**Stated goal**
Reproduce every record below exactly as written, but leave out any pictures.

**Source material**
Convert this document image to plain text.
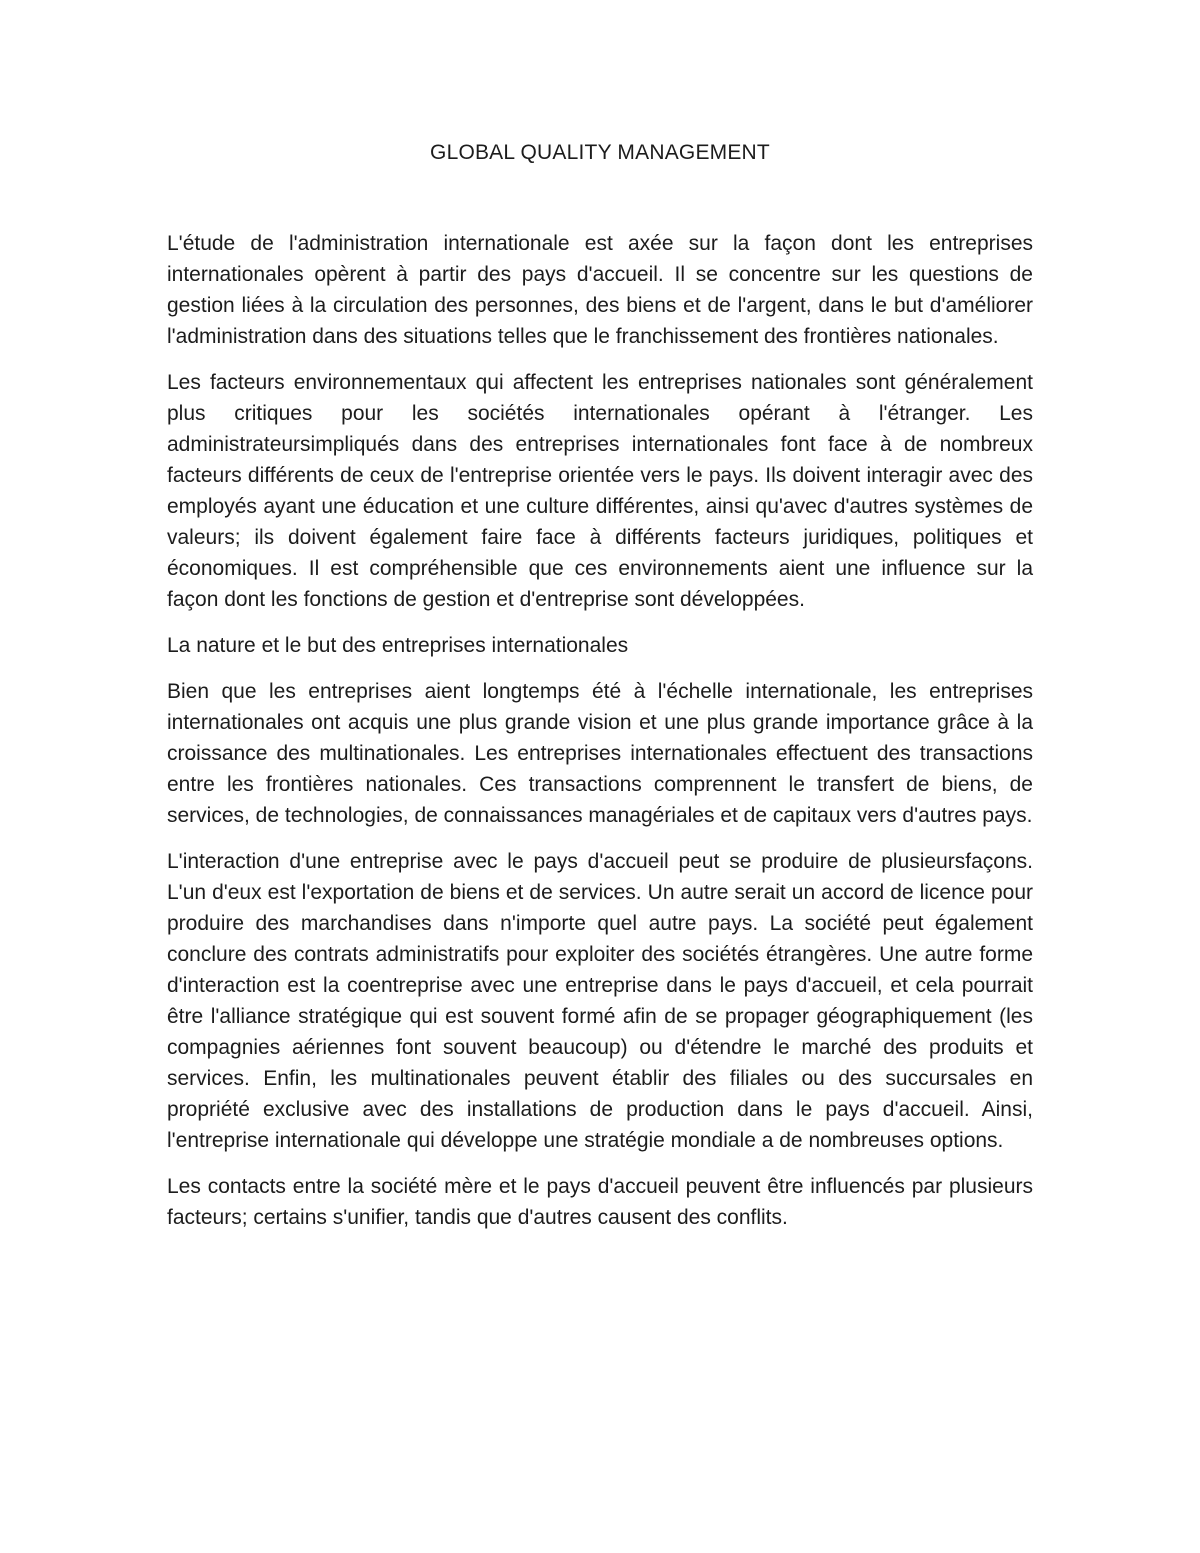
GLOBAL QUALITY MANAGEMENT

L'étude de l'administration internationale est axée sur la façon dont les entreprises internationales opèrent à partir des pays d'accueil. Il se concentre sur les questions de gestion liées à la circulation des personnes, des biens et de l'argent, dans le but d'améliorer l'administration dans des situations telles que le franchissement des frontières nationales.

Les facteurs environnementaux qui affectent les entreprises nationales sont généralement plus critiques pour les sociétés internationales opérant à l'étranger. Les administrateursimpliqués dans des entreprises internationales font face à de nombreux facteurs différents de ceux de l'entreprise orientée vers le pays. Ils doivent interagir avec des employés ayant une éducation et une culture différentes, ainsi qu'avec d'autres systèmes de valeurs; ils doivent également faire face à différents facteurs juridiques, politiques et économiques. Il est compréhensible que ces environnements aient une influence sur la façon dont les fonctions de gestion et d'entreprise sont développées.

La nature et le but des entreprises internationales

Bien que les entreprises aient longtemps été à l'échelle internationale, les entreprises internationales ont acquis une plus grande vision et une plus grande importance grâce à la croissance des multinationales. Les entreprises internationales effectuent des transactions entre les frontières nationales. Ces transactions comprennent le transfert de biens, de services, de technologies, de connaissances managériales et de capitaux vers d'autres pays.

L'interaction d'une entreprise avec le pays d'accueil peut se produire de plusieursfaçons. L'un d'eux est l'exportation de biens et de services. Un autre serait un accord de licence pour produire des marchandises dans n'importe quel autre pays. La société peut également conclure des contrats administratifs pour exploiter des sociétés étrangères. Une autre forme d'interaction est la coentreprise avec une entreprise dans le pays d'accueil, et cela pourrait être l'alliance stratégique qui est souvent formé afin de se propager géographiquement (les compagnies aériennes font souvent beaucoup) ou d'étendre le marché des produits et services. Enfin, les multinationales peuvent établir des filiales ou des succursales en propriété exclusive avec des installations de production dans le pays d'accueil. Ainsi, l'entreprise internationale qui développe une stratégie mondiale a de nombreuses options.

Les contacts entre la société mère et le pays d'accueil peuvent être influencés par plusieurs facteurs; certains s'unifier, tandis que d'autres causent des conflits.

**Exercise output**
Convert this document image to plain text.
GLOBAL QUALITY MANAGEMENT

L'étude de l'administration internationale est axée sur la façon dont les entreprises internationales opèrent à partir des pays d'accueil. Il se concentre sur les questions de gestion liées à la circulation des personnes, des biens et de l'argent, dans le but d'améliorer l'administration dans des situations telles que le franchissement des frontières nationales.

Les facteurs environnementaux qui affectent les entreprises nationales sont généralement plus critiques pour les sociétés internationales opérant à l'étranger. Les administrateursimpliqués dans des entreprises internationales font face à de nombreux facteurs différents de ceux de l'entreprise orientée vers le pays. Ils doivent interagir avec des employés ayant une éducation et une culture différentes, ainsi qu'avec d'autres systèmes de valeurs; ils doivent également faire face à différents facteurs juridiques, politiques et économiques. Il est compréhensible que ces environnements aient une influence sur la façon dont les fonctions de gestion et d'entreprise sont développées.

La nature et le but des entreprises internationales

Bien que les entreprises aient longtemps été à l'échelle internationale, les entreprises internationales ont acquis une plus grande vision et une plus grande importance grâce à la croissance des multinationales. Les entreprises internationales effectuent des transactions entre les frontières nationales. Ces transactions comprennent le transfert de biens, de services, de technologies, de connaissances managériales et de capitaux vers d'autres pays.

L'interaction d'une entreprise avec le pays d'accueil peut se produire de plusieursfaçons. L'un d'eux est l'exportation de biens et de services. Un autre serait un accord de licence pour produire des marchandises dans n'importe quel autre pays. La société peut également conclure des contrats administratifs pour exploiter des sociétés étrangères. Une autre forme d'interaction est la coentreprise avec une entreprise dans le pays d'accueil, et cela pourrait être l'alliance stratégique qui est souvent formé afin de se propager géographiquement (les compagnies aériennes font souvent beaucoup) ou d'étendre le marché des produits et services. Enfin, les multinationales peuvent établir des filiales ou des succursales en propriété exclusive avec des installations de production dans le pays d'accueil. Ainsi, l'entreprise internationale qui développe une stratégie mondiale a de nombreuses options.

Les contacts entre la société mère et le pays d'accueil peuvent être influencés par plusieurs facteurs; certains s'unifier, tandis que d'autres causent des conflits.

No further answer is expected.